* WORK TO BE COMPLETED *
Report how many lines contain "ভগবন". Give the number and nothing else.
#### PROVIDED INFORMATION ####
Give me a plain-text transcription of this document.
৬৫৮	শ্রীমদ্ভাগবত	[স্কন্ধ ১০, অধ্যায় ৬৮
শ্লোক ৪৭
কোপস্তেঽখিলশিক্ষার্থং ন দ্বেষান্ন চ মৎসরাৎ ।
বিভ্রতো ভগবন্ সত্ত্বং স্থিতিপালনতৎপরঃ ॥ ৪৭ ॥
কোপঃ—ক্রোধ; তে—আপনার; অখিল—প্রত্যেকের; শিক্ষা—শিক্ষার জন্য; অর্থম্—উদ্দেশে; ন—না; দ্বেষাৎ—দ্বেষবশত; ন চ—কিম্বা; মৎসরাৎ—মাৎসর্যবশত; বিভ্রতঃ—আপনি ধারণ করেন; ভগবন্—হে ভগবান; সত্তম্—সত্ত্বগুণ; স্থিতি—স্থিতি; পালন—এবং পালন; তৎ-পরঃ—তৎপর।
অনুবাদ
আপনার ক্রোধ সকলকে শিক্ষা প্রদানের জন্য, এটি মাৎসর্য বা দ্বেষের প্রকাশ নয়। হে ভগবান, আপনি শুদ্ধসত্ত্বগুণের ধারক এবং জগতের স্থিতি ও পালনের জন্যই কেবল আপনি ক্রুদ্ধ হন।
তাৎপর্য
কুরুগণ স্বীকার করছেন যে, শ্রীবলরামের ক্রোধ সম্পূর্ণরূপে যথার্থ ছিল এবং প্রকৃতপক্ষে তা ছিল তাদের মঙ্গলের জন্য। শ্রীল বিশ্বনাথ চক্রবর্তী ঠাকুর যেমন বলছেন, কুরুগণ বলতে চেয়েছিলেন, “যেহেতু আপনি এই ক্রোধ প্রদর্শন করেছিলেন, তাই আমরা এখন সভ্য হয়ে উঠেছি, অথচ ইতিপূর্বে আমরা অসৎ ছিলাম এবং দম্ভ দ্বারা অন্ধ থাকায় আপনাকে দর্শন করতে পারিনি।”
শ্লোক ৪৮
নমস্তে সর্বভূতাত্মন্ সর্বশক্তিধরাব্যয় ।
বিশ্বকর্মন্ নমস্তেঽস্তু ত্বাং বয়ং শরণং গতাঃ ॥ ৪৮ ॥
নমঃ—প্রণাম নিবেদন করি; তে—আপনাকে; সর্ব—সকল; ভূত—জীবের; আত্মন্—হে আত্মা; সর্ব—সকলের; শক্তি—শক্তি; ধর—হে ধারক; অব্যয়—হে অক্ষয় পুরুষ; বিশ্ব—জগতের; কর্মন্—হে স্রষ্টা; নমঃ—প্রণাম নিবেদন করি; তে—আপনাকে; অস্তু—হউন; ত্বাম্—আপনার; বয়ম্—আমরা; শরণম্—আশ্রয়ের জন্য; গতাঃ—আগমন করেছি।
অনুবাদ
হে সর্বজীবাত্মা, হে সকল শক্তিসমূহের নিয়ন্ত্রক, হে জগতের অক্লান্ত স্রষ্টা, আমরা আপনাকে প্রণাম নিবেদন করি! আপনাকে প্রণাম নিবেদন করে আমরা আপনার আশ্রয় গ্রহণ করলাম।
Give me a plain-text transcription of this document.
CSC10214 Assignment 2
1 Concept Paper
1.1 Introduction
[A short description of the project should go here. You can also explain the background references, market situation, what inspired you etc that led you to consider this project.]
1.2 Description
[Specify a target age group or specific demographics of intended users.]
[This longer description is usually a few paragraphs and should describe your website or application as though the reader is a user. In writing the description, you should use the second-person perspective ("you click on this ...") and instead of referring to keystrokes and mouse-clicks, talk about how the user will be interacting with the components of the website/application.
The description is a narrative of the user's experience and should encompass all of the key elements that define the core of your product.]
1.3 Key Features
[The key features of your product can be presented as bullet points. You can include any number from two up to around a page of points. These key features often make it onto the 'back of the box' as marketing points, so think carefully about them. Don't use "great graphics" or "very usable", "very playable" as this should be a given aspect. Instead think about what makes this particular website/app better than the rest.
####
* RESULT FOR THIS TASK *
2